» **SUPPLIED RECORDS**:
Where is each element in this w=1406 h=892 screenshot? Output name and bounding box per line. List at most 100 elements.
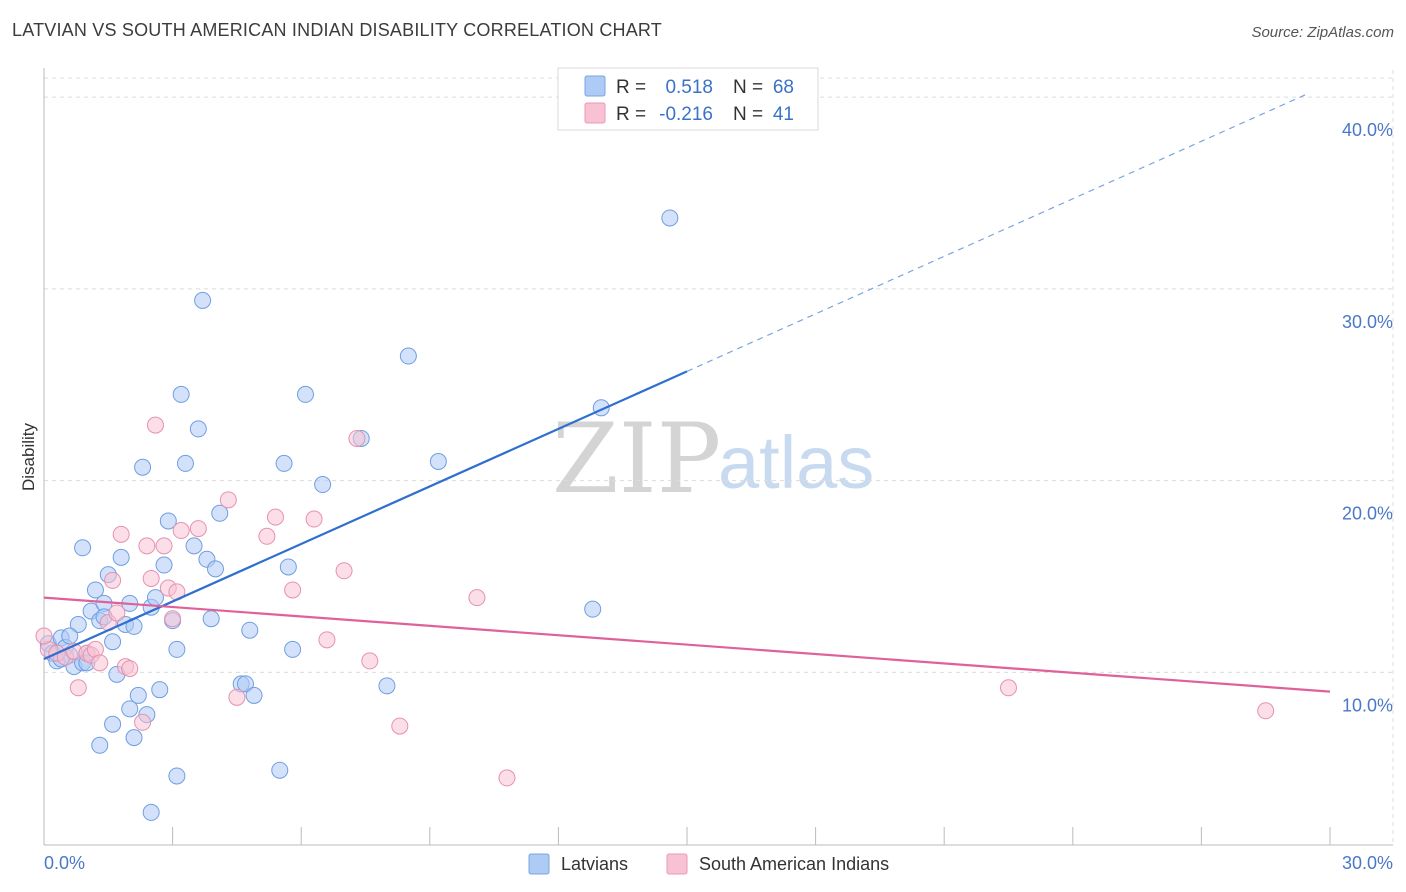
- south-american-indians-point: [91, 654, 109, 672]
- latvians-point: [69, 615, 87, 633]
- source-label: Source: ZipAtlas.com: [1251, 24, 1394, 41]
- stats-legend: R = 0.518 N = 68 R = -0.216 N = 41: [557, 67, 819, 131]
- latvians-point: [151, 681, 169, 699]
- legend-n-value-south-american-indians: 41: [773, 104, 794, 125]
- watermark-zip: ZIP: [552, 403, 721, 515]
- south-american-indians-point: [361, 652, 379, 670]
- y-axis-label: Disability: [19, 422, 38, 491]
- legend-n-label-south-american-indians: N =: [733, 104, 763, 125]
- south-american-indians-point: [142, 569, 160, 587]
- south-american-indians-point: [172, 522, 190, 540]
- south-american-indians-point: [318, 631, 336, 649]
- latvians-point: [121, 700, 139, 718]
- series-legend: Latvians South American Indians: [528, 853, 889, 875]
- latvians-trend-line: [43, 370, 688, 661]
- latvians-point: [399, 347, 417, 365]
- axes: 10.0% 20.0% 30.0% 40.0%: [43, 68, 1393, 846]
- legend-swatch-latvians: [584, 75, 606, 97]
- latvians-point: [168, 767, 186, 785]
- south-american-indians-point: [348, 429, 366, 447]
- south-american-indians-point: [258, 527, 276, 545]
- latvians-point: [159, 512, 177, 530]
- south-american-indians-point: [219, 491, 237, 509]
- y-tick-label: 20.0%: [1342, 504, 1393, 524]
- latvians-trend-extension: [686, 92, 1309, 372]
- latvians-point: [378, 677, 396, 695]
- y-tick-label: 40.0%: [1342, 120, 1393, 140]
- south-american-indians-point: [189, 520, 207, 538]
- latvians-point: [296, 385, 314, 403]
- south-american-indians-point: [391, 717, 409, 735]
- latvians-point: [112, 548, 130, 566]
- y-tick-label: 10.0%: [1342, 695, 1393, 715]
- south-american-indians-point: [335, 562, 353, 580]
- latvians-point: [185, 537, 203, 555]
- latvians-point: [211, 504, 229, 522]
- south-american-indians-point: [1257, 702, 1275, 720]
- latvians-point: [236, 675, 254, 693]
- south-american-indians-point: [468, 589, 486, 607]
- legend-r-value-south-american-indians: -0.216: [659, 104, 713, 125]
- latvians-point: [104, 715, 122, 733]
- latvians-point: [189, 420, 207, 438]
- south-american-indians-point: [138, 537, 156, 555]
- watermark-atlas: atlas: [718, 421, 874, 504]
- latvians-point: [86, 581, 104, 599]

» **JOB**:
Rewrite all the lines above with every "latvians-point" changed to "latvian-point" and everything else kept the same. Leave the picture out of your answer.

» **CORRECT RESULT**:
Where is each element in this w=1406 h=892 screenshot? Output name and bounding box per line. List at most 100 elements.
- south-american-indians-point: [91, 654, 109, 672]
- latvian-point: [69, 615, 87, 633]
- source-label: Source: ZipAtlas.com: [1251, 24, 1394, 41]
- stats-legend: R = 0.518 N = 68 R = -0.216 N = 41: [557, 67, 819, 131]
- latvian-point: [151, 681, 169, 699]
- legend-n-value-south-american-indians: 41: [773, 104, 794, 125]
- watermark-zip: ZIP: [552, 403, 721, 515]
- south-american-indians-point: [361, 652, 379, 670]
- y-axis-label: Disability: [19, 422, 38, 491]
- legend-n-label-south-american-indians: N =: [733, 104, 763, 125]
- south-american-indians-point: [142, 569, 160, 587]
- south-american-indians-point: [172, 522, 190, 540]
- south-american-indians-point: [318, 631, 336, 649]
- latvian-point: [121, 700, 139, 718]
- series-legend: Latvians South American Indians: [528, 853, 889, 875]
- latvians-trend-line: [43, 370, 688, 661]
- latvian-point: [399, 347, 417, 365]
- axes: 10.0% 20.0% 30.0% 40.0%: [43, 68, 1393, 846]
- legend-swatch-latvians: [584, 75, 606, 97]
- latvian-point: [168, 767, 186, 785]
- south-american-indians-point: [348, 429, 366, 447]
- south-american-indians-point: [258, 527, 276, 545]
- latvian-point: [159, 512, 177, 530]
- south-american-indians-point: [219, 491, 237, 509]
- y-tick-label: 20.0%: [1342, 504, 1393, 524]
- latvians-trend-extension: [686, 92, 1309, 372]
- latvian-point: [378, 677, 396, 695]
- y-tick-label: 40.0%: [1342, 120, 1393, 140]
- south-american-indians-point: [189, 520, 207, 538]
- latvian-point: [296, 385, 314, 403]
- south-american-indians-point: [391, 717, 409, 735]
- latvian-point: [112, 548, 130, 566]
- y-tick-label: 10.0%: [1342, 695, 1393, 715]
- south-american-indians-point: [335, 562, 353, 580]
- latvian-point: [185, 537, 203, 555]
- latvian-point: [211, 504, 229, 522]
- south-american-indians-point: [1257, 702, 1275, 720]
- latvian-point: [236, 675, 254, 693]
- south-american-indians-point: [468, 589, 486, 607]
- legend-r-value-south-american-indians: -0.216: [659, 104, 713, 125]
- latvian-point: [104, 715, 122, 733]
- latvian-point: [189, 420, 207, 438]
- south-american-indians-point: [138, 537, 156, 555]
- watermark-atlas: atlas: [718, 421, 874, 504]
- latvian-point: [86, 581, 104, 599]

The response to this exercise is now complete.